◆ **PROVIDED MATERIAL**
#####

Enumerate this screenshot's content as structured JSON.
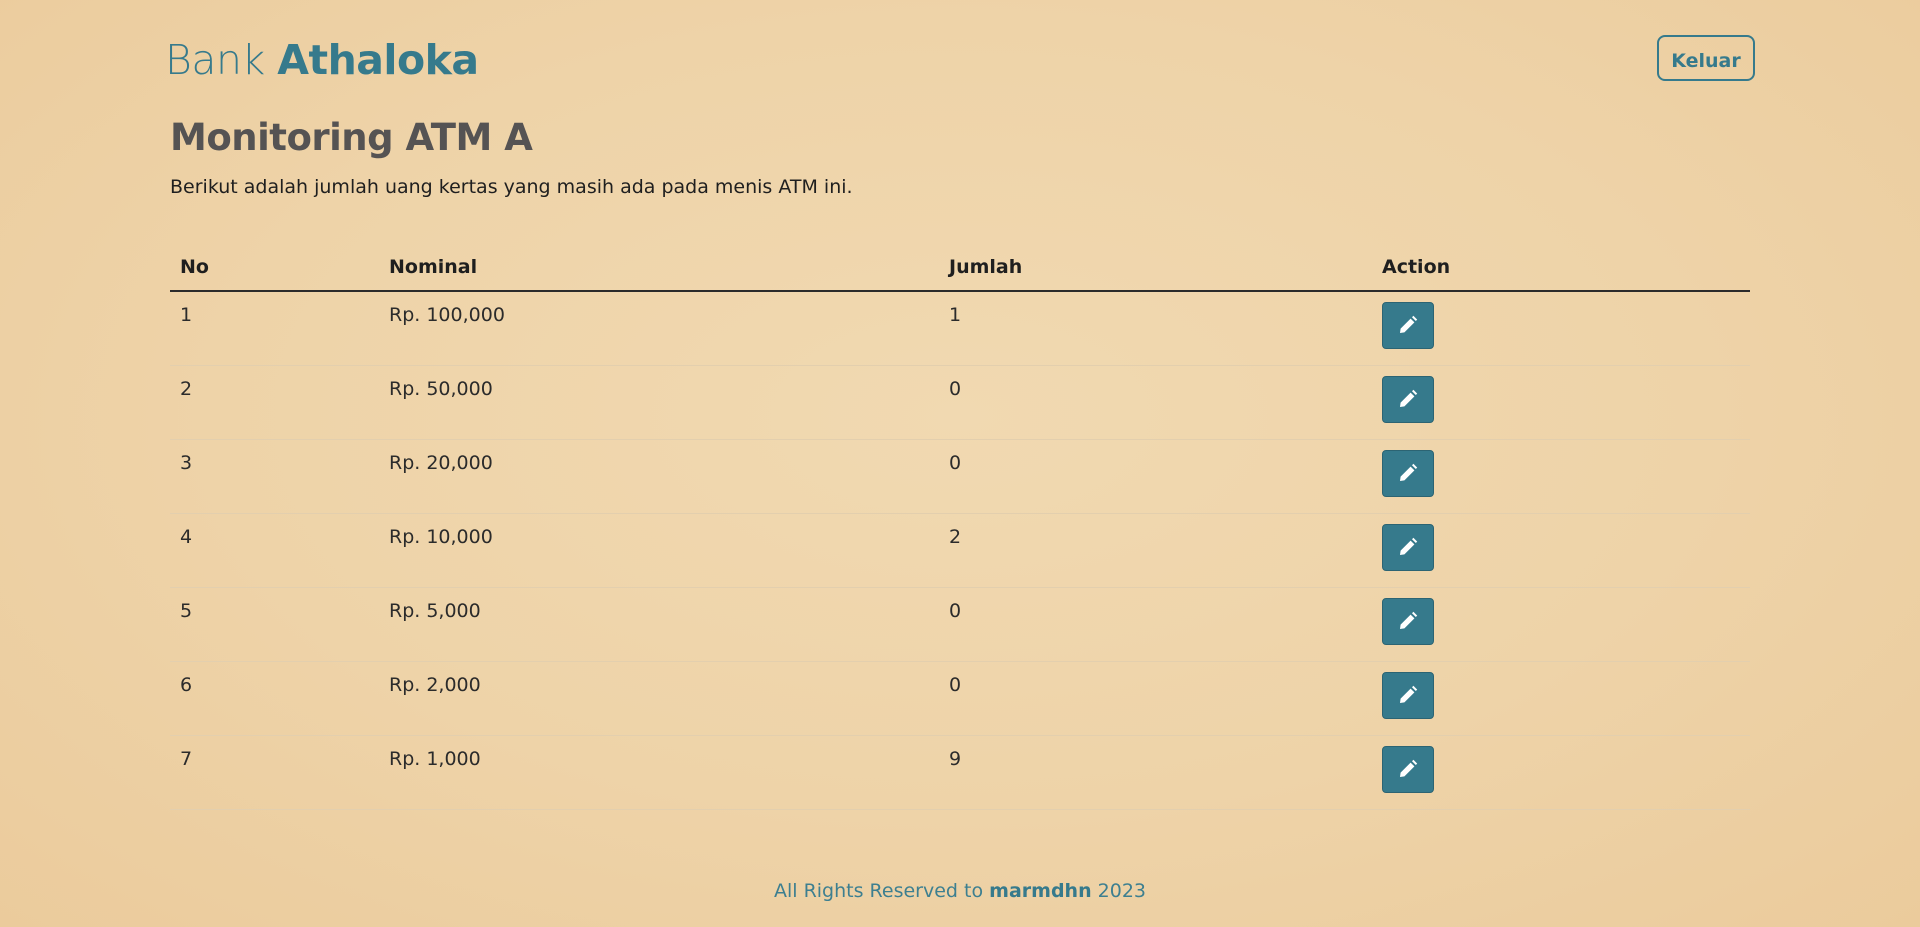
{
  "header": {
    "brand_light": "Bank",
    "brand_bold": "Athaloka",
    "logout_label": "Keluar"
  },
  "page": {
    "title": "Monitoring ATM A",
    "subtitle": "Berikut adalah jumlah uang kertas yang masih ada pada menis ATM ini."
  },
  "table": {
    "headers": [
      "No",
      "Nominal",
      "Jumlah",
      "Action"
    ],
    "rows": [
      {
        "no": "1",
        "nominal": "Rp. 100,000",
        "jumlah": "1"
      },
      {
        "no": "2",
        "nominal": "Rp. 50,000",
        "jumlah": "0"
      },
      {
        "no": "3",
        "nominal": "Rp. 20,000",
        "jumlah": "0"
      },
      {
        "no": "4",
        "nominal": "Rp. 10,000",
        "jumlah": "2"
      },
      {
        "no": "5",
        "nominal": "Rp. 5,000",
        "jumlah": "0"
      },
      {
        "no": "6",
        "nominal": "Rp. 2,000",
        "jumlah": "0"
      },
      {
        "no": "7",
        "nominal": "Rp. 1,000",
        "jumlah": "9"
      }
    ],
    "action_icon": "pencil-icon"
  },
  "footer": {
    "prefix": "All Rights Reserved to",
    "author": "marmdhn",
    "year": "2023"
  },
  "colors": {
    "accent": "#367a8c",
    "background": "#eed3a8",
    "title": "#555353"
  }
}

#####

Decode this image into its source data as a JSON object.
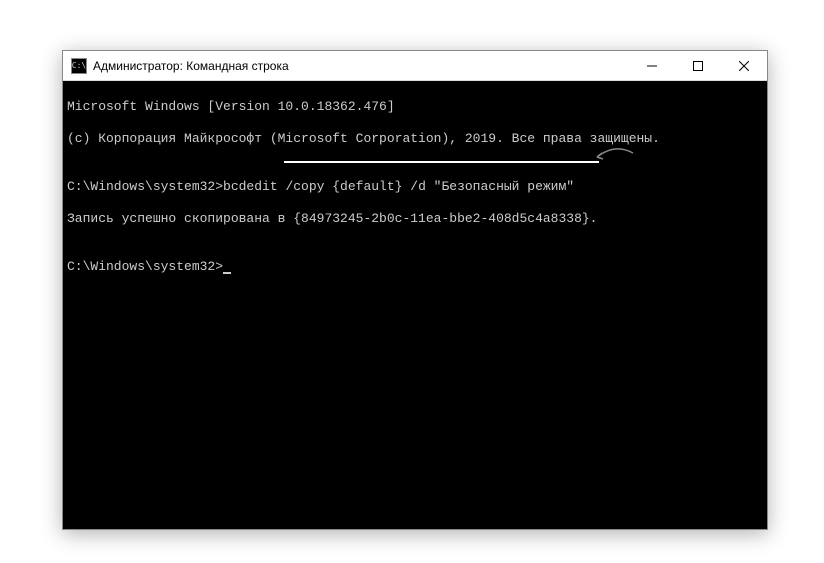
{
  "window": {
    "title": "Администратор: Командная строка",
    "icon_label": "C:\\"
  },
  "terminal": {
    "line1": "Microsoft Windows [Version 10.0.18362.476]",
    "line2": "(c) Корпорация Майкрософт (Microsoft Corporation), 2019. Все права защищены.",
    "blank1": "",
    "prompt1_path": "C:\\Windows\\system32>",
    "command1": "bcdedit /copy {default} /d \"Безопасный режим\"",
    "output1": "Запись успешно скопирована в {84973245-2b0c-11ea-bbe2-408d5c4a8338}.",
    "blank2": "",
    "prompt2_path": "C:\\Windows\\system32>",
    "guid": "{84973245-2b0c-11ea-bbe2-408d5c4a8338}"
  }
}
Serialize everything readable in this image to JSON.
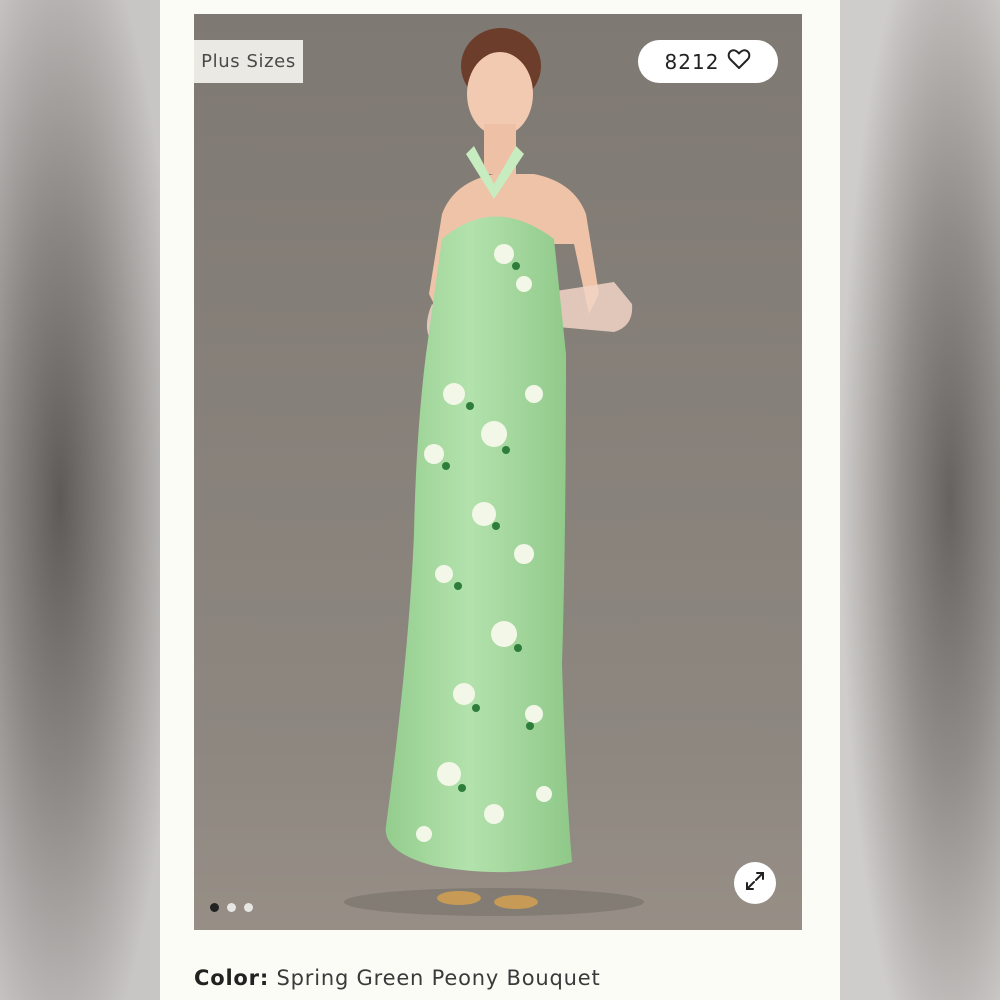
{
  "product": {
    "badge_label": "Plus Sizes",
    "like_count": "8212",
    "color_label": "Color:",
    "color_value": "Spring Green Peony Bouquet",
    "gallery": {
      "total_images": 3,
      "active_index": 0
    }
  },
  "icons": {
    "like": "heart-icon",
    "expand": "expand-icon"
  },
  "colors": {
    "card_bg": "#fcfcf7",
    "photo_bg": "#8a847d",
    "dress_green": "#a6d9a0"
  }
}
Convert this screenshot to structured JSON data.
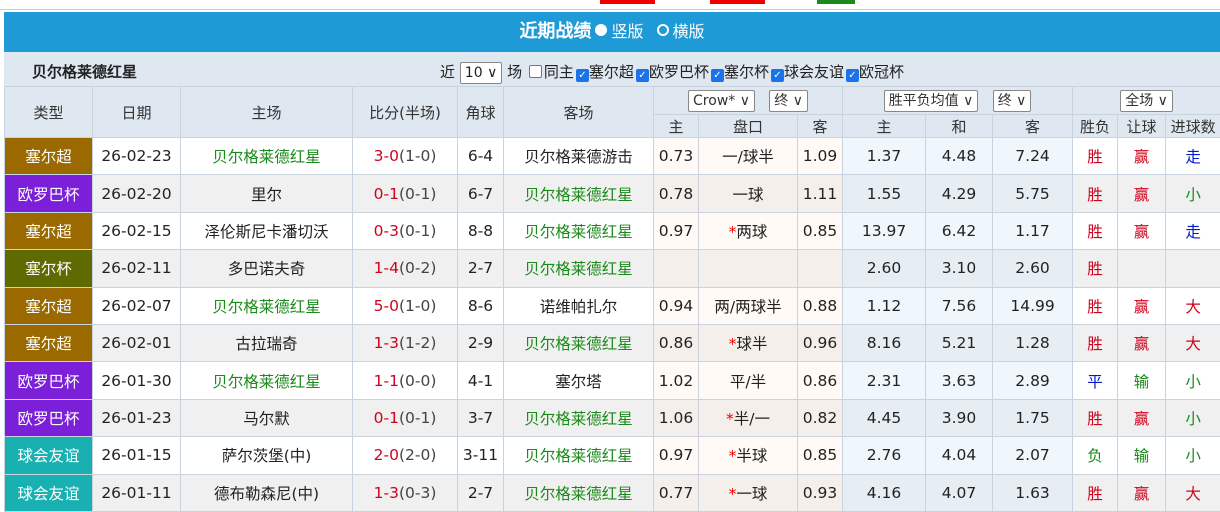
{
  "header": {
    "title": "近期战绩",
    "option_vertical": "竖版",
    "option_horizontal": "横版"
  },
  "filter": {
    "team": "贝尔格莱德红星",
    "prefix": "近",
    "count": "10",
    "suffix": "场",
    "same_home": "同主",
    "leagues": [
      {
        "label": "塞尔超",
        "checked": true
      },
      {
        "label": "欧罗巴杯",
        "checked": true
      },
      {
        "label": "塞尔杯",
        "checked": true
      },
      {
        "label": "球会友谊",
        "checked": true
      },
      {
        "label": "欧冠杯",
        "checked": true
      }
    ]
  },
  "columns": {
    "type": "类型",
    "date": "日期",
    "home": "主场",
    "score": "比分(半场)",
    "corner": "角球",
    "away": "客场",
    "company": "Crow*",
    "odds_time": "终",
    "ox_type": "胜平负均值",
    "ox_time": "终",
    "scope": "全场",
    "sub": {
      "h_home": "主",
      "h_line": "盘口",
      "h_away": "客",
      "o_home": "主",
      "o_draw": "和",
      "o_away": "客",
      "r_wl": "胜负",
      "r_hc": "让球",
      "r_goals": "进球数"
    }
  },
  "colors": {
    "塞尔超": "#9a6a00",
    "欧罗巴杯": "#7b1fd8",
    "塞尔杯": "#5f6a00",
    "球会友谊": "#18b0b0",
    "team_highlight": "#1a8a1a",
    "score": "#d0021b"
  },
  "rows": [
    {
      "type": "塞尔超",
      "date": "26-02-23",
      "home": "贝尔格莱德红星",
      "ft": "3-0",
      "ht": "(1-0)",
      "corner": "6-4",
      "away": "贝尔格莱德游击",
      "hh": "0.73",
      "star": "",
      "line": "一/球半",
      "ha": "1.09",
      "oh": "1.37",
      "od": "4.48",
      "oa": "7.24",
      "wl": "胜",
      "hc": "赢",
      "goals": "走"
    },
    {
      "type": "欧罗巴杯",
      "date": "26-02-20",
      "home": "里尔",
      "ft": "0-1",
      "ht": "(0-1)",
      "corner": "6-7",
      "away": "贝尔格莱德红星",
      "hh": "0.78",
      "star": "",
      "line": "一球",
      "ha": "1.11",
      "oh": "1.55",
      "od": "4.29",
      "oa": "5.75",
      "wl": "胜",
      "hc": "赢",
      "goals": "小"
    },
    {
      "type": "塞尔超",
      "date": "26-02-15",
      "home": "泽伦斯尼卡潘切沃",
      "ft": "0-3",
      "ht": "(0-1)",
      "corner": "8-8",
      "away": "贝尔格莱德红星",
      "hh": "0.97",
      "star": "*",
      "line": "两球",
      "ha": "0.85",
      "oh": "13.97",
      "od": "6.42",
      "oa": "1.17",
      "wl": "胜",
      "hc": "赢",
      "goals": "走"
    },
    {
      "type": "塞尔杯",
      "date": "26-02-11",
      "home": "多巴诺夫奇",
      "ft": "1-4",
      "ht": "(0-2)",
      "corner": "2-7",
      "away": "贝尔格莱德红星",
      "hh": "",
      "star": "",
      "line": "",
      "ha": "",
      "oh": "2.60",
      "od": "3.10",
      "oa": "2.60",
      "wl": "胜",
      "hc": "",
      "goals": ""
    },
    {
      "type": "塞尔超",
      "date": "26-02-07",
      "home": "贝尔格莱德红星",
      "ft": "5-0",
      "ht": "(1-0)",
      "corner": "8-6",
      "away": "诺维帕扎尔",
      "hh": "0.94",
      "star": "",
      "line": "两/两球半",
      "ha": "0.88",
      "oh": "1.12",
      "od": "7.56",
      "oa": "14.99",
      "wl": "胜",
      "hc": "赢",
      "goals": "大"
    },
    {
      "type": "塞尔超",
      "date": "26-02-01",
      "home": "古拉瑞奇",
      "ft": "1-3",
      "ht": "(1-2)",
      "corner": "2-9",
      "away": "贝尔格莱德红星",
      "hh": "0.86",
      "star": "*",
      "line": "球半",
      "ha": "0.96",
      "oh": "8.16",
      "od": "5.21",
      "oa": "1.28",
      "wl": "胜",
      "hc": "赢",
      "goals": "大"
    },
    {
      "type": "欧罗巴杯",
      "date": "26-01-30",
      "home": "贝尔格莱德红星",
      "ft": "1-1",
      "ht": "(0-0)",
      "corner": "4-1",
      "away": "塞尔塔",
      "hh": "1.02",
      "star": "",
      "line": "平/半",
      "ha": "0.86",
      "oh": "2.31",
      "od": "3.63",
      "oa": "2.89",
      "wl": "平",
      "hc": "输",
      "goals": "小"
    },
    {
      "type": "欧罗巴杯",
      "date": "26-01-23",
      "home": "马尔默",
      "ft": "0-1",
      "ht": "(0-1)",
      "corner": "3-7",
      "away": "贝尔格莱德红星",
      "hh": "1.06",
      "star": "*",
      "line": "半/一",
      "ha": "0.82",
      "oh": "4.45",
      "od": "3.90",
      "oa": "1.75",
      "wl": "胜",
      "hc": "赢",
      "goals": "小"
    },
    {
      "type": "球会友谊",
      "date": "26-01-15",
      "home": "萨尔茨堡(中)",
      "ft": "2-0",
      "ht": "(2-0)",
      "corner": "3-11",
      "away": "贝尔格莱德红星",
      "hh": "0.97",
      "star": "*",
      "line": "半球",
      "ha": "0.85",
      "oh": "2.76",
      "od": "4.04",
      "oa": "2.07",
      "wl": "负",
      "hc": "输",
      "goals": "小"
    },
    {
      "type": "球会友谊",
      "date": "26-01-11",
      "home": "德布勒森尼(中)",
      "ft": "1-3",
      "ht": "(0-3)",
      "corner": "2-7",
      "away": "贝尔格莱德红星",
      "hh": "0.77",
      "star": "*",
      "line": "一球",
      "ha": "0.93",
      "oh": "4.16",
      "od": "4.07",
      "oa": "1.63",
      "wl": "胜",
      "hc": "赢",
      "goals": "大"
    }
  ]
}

#####

◆ **EXERCISE OBJECTIVE**
Locate all lines holding the word "data", then copy them out.

◆ **THE ANSWER**
Decode this image into its source data as a JSON object.
Convert this screenshot to structured JSON data.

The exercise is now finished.